=== RECORDS TO PROCESS ===
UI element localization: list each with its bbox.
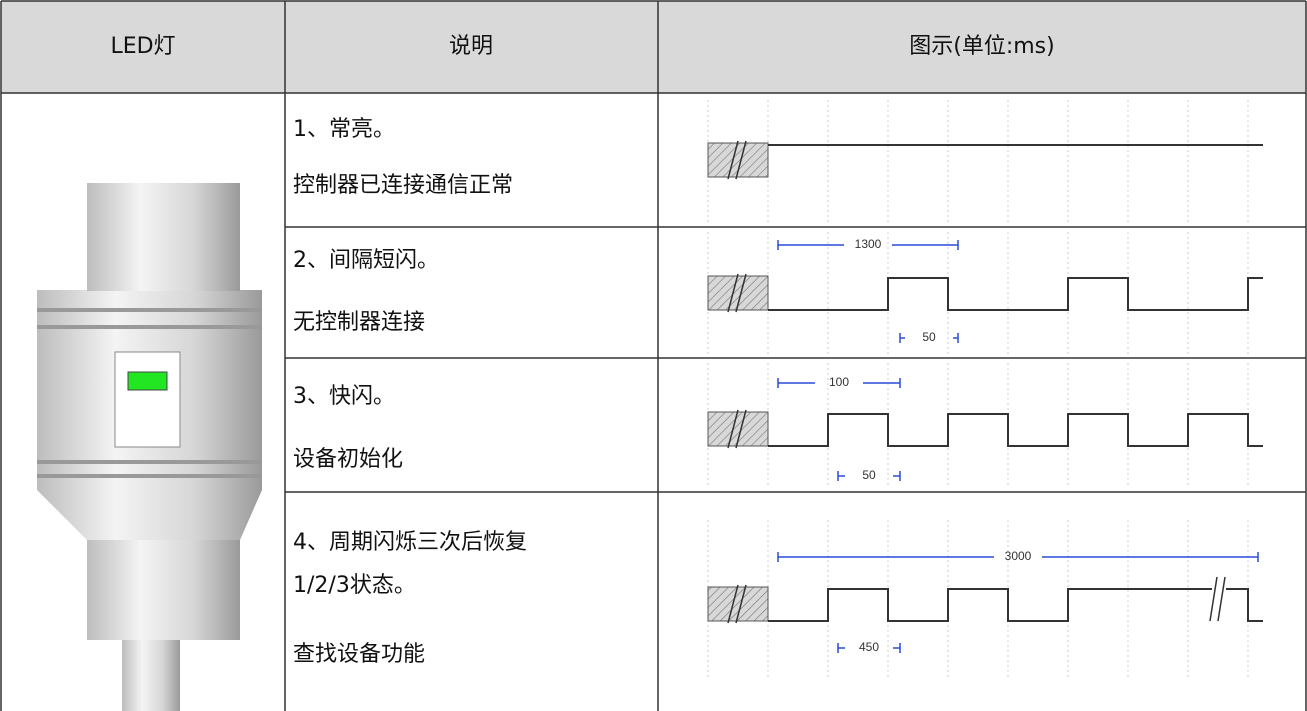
break-mark xyxy=(727,409,747,449)
dimension-label: 50 xyxy=(862,468,876,482)
header-cell: LED灯 xyxy=(110,34,175,59)
header-cell: 图示(单位:ms) xyxy=(909,34,1054,59)
dimension-label: 3000 xyxy=(1005,549,1032,563)
waveform xyxy=(768,588,1263,622)
header-bg xyxy=(1,1,1306,93)
desc-line: 3、快闪。 xyxy=(293,384,395,409)
dimension-label: 450 xyxy=(859,640,879,654)
desc-line: 2、间隔短闪。 xyxy=(293,248,439,273)
desc-line: 1、常亮。 xyxy=(293,117,395,142)
break-mark xyxy=(1209,576,1226,622)
break-gap xyxy=(1212,583,1226,593)
break-mark xyxy=(727,584,747,624)
dimension-label: 100 xyxy=(829,375,849,389)
desc-line: 设备初始化 xyxy=(293,447,403,472)
desc-line: 无控制器连接 xyxy=(293,310,425,335)
desc-line: 1/2/3状态。 xyxy=(293,573,416,598)
header-cell: 说明 xyxy=(449,34,493,59)
waveform xyxy=(768,413,1263,447)
dimension-label: 1300 xyxy=(855,237,882,251)
led-image xyxy=(37,183,262,711)
break-mark xyxy=(727,140,747,180)
desc-line: 4、周期闪烁三次后恢复 xyxy=(293,530,527,555)
waveform xyxy=(768,277,1263,311)
break-mark xyxy=(727,273,747,313)
dimension-label: 50 xyxy=(922,330,936,344)
desc-line: 查找设备功能 xyxy=(293,642,425,667)
desc-line: 控制器已连接通信正常 xyxy=(293,173,513,198)
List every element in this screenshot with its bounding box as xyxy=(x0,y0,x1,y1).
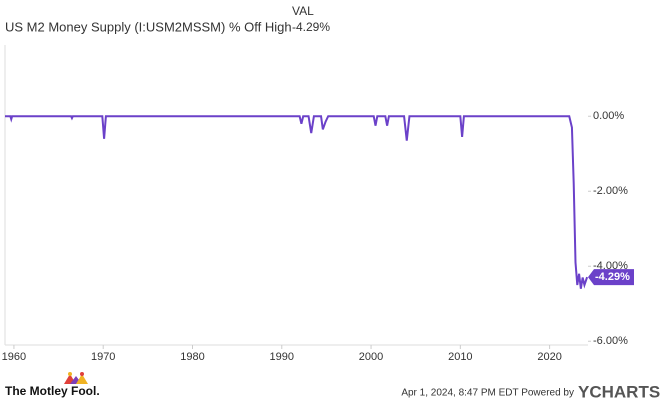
x-tick-label: 1990 xyxy=(270,351,294,363)
x-tick-label: 2020 xyxy=(537,351,561,363)
logo-icon xyxy=(64,372,88,384)
provider: YCHARTS xyxy=(578,382,660,401)
x-tick-label: 2010 xyxy=(448,351,472,363)
value-label: -4.29% xyxy=(595,271,630,283)
y-tick-label: 0.00% xyxy=(593,110,624,122)
x-tick-label: 2000 xyxy=(359,351,383,363)
y-tick-label: -2.00% xyxy=(593,185,628,197)
timestamp: Apr 1, 2024, 8:47 PM EDT Powered by xyxy=(401,388,574,399)
x-tick-label: 1960 xyxy=(2,351,26,363)
chart-title: US M2 Money Supply (I:USM2MSSM) % Off Hi… xyxy=(5,19,292,34)
y-tick-label: -6.00% xyxy=(593,335,628,347)
brand: The Motley Fool. xyxy=(5,384,100,398)
legend-header: VAL xyxy=(292,4,314,18)
x-tick-label: 1980 xyxy=(180,351,204,363)
x-tick-label: 1970 xyxy=(91,351,115,363)
line xyxy=(5,115,589,289)
value-label-box xyxy=(588,269,634,286)
legend-value: -4.29% xyxy=(292,20,330,34)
===
**SET TASK:** Type out every line of the two records above word for word, leaving the pictures out.

**SOLUTION TO THIS PROBLEM:**
UI element localization: list each with its bbox.
break-mark xyxy=(727,409,747,449)
dimension-label: 50 xyxy=(862,468,876,482)
header-cell: LED灯 xyxy=(110,34,175,59)
header-cell: 图示(单位:ms) xyxy=(909,34,1054,59)
dimension-label: 3000 xyxy=(1005,549,1032,563)
waveform xyxy=(768,588,1263,622)
header-bg xyxy=(1,1,1306,93)
desc-line: 3、快闪。 xyxy=(293,384,395,409)
dimension-label: 450 xyxy=(859,640,879,654)
desc-line: 2、间隔短闪。 xyxy=(293,248,439,273)
desc-line: 1、常亮。 xyxy=(293,117,395,142)
break-mark xyxy=(1209,576,1226,622)
break-gap xyxy=(1212,583,1226,593)
break-mark xyxy=(727,584,747,624)
dimension-label: 100 xyxy=(829,375,849,389)
desc-line: 设备初始化 xyxy=(293,447,403,472)
desc-line: 无控制器连接 xyxy=(293,310,425,335)
desc-line: 1/2/3状态。 xyxy=(293,573,416,598)
header-cell: 说明 xyxy=(449,34,493,59)
waveform xyxy=(768,413,1263,447)
dimension-label: 1300 xyxy=(855,237,882,251)
led-image xyxy=(37,183,262,711)
break-mark xyxy=(727,140,747,180)
desc-line: 4、周期闪烁三次后恢复 xyxy=(293,530,527,555)
waveform xyxy=(768,277,1263,311)
break-mark xyxy=(727,273,747,313)
dimension-label: 50 xyxy=(922,330,936,344)
desc-line: 查找设备功能 xyxy=(293,642,425,667)
desc-line: 控制器已连接通信正常 xyxy=(293,173,513,198)
List every element in this screenshot with its bounding box as xyxy=(x0,y0,x1,y1).
x-tick-label: 1990 xyxy=(270,351,294,363)
x-tick-label: 2020 xyxy=(537,351,561,363)
logo-icon xyxy=(64,372,88,384)
provider: YCHARTS xyxy=(578,382,660,401)
x-tick-label: 2010 xyxy=(448,351,472,363)
value-label: -4.29% xyxy=(595,271,630,283)
y-tick-label: 0.00% xyxy=(593,110,624,122)
x-tick-label: 2000 xyxy=(359,351,383,363)
y-tick-label: -2.00% xyxy=(593,185,628,197)
timestamp: Apr 1, 2024, 8:47 PM EDT Powered by xyxy=(401,388,574,399)
x-tick-label: 1960 xyxy=(2,351,26,363)
chart-title: US M2 Money Supply (I:USM2MSSM) % Off Hi… xyxy=(5,19,292,34)
y-tick-label: -6.00% xyxy=(593,335,628,347)
brand: The Motley Fool. xyxy=(5,384,100,398)
legend-header: VAL xyxy=(292,4,314,18)
x-tick-label: 1980 xyxy=(180,351,204,363)
x-tick-label: 1970 xyxy=(91,351,115,363)
line xyxy=(5,115,589,289)
value-label-box xyxy=(588,269,634,286)
legend-value: -4.29% xyxy=(292,20,330,34)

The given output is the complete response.